Compiti da svolgere.
A: Ricopia dal brano sugli incentivi per le auto il testo che comincia con "Ovvio che l’Unrae" e prosegue fino a "molti potenziali acquirenti.".
B: Per favore, spiega in base al brano sugli incentivi per le auto perché il minore impatto ambientale dei veicoli elettrici e ibridi viene definito "tutto da dimostrare". Rispondi in una, due o tre frasi.

*** Brano

Ovvio che l’Unrae (e, forse, anche l’Anfia: fino ad oggi nessuna presa di posizione in merito) chieda la revisione della norma in sede di discussione del decreto “Agosto”, che nelle more del procedimento taglierà comunque fuori molti potenziali acquirenti.

In tema di incentivi, il governo BisConte insiste nel premiare a prescindere i veicoli elettrici e ibridi, che costituiscono una parte marginale dell’offerta e della domanda, soprattutto di produzione nazionale. Come nel caso degli incentivi ai monopattini, il governo punta a regalare soldi pubblici a prodotti e tecnologie straniere, il cui minore impatto ambientale è tutto da dimostrare, visto che produrre una batteria con l’attuale tecnologia agli ioni di litio che impiega materiali rari e pericolosi (uno su tutti: il cobalto) dove la Cina esercita un monopolio di fatto costa oggi decisamente di più e con maggiori emissioni ambientali complessive rispetto ad un veicolo spinto da un motore tradizionale a standard Euro 6.

******
*** Dati mostrati

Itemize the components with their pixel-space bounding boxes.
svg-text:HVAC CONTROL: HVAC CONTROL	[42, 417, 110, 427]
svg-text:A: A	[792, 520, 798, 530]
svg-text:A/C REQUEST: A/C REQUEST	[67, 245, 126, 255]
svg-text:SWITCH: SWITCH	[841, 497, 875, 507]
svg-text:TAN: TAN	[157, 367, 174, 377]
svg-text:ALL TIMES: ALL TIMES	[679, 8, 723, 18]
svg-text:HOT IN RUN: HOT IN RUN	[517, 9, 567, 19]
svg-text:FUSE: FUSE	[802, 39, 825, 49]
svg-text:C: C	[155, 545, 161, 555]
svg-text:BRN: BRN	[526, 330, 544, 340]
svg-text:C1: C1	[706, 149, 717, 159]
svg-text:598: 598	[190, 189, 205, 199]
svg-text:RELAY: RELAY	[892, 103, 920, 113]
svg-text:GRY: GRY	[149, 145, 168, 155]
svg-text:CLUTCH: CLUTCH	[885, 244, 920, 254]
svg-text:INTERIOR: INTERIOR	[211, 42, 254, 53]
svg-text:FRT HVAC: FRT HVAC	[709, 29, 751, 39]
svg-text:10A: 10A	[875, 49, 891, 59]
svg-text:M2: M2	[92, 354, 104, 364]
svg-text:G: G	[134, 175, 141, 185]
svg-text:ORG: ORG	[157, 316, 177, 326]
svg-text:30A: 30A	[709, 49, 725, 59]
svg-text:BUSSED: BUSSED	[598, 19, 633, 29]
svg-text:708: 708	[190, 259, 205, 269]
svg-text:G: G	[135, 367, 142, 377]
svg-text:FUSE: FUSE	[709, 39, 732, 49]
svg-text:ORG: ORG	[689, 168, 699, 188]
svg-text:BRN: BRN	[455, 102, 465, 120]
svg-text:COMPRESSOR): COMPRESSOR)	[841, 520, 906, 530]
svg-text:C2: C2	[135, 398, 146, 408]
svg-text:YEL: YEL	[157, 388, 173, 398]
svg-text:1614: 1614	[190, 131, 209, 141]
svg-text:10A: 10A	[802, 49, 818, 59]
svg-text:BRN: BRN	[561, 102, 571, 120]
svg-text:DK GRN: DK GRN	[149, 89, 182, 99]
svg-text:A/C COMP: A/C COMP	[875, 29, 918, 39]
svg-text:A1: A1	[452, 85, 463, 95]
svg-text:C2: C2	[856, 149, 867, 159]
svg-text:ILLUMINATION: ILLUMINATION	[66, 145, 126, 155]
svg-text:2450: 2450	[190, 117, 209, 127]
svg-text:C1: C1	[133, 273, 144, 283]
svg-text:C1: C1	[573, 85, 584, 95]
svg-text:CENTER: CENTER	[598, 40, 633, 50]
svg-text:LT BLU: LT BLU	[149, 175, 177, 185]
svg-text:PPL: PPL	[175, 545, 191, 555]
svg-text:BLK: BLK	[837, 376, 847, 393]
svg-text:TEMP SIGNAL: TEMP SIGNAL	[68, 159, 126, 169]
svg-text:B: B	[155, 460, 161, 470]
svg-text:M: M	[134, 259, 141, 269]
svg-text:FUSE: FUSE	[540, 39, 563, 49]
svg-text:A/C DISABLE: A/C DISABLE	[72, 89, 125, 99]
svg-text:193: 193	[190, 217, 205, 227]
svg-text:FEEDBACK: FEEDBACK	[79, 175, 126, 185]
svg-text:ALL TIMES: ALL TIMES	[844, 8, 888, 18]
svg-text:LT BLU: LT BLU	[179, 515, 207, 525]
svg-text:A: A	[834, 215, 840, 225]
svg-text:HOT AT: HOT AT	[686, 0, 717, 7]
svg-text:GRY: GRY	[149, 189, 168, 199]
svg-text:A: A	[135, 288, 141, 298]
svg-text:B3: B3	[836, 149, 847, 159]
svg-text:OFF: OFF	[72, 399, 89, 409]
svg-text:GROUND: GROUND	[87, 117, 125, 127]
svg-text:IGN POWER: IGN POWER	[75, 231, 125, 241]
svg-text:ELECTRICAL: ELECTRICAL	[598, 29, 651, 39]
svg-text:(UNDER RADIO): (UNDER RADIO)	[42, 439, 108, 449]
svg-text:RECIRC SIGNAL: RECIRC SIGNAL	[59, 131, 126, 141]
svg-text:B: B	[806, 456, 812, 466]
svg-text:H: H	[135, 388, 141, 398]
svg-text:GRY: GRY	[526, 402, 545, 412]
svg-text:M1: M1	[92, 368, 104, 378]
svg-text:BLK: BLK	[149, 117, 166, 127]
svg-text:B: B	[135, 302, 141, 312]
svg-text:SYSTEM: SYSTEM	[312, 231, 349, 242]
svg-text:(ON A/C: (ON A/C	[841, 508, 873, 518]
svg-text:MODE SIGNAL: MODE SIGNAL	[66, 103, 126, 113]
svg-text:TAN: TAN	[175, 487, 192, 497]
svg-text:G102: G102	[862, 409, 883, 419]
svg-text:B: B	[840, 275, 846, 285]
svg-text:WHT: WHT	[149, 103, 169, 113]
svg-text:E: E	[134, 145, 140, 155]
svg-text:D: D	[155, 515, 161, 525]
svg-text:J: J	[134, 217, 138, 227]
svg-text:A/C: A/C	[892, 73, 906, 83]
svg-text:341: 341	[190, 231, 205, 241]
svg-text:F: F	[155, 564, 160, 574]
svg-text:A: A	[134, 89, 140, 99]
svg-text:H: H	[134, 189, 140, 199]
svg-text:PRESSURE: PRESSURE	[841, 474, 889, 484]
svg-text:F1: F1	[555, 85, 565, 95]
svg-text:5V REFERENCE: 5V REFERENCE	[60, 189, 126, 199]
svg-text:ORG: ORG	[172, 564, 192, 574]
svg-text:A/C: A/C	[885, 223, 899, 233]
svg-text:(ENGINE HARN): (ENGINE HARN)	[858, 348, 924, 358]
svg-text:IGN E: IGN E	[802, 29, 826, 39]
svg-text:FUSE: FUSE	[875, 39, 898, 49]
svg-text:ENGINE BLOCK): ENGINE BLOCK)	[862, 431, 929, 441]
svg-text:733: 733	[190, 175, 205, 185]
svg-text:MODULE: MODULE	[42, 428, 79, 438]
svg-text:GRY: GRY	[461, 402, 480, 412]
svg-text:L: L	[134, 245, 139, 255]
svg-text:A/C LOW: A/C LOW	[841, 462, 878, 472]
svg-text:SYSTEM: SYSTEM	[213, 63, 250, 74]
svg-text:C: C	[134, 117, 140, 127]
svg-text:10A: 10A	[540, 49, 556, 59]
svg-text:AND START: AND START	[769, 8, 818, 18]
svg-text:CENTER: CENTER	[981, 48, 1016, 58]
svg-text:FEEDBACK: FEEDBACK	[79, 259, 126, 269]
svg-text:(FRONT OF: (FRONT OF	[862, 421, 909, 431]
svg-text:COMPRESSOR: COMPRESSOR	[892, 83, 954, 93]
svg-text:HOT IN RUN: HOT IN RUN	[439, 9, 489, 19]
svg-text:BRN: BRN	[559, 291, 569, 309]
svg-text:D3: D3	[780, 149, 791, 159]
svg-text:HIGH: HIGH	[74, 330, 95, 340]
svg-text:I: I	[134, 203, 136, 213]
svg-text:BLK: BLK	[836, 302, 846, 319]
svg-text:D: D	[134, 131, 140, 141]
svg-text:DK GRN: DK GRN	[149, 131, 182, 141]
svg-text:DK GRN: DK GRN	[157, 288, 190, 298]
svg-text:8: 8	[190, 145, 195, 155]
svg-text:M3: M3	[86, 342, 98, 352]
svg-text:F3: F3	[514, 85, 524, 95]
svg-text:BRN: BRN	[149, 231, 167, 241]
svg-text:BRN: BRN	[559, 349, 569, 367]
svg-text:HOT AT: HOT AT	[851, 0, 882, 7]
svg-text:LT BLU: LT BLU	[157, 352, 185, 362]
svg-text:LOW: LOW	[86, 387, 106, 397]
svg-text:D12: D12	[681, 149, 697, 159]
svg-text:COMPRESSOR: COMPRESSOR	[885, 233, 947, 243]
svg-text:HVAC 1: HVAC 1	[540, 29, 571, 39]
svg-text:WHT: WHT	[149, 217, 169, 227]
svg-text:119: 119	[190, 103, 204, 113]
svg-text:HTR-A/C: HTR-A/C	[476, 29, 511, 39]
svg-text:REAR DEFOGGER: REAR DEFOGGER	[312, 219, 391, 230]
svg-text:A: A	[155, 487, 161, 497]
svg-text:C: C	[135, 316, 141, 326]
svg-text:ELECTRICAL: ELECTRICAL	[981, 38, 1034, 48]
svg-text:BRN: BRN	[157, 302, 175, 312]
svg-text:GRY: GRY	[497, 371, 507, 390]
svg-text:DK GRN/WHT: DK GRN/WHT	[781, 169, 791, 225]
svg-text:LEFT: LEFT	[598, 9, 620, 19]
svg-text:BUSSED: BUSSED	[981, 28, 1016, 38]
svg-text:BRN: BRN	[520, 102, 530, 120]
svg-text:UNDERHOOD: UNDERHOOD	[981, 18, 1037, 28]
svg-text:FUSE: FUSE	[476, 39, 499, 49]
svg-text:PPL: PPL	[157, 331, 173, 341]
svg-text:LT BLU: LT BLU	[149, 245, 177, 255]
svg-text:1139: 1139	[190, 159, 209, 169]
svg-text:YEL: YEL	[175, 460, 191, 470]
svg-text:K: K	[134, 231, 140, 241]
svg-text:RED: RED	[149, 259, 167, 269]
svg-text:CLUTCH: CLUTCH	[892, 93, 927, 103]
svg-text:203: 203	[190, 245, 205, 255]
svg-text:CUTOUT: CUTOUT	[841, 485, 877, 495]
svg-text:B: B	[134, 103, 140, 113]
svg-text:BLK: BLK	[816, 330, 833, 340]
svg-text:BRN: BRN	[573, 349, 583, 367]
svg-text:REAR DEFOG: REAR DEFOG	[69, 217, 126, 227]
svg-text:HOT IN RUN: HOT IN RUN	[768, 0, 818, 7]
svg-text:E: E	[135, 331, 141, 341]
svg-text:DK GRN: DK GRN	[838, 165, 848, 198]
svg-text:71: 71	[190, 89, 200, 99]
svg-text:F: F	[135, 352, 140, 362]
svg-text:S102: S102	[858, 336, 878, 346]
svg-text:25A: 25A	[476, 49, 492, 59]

******

Risultati.
A:
Ovvio che l’Unrae (e, forse, anche l’Anfia: fino ad oggi nessuna presa di posizione in merito) chieda la revisione della norma in sede di discussione del decreto “Agosto”, che nelle more del procedimento taglierà comunque fuori molti potenziali acquirenti.

B: Produrre una batteria con l'attuale tecnologia agli ioni di litio richiede materiali rari e pericolosi, come il cobalto, su cui la Cina esercita un monopolio di fatto. Oggi questa produzione costa decisamente di più e genera maggiori emissioni ambientali complessive rispetto a un veicolo con motore tradizionale a standard Euro 6.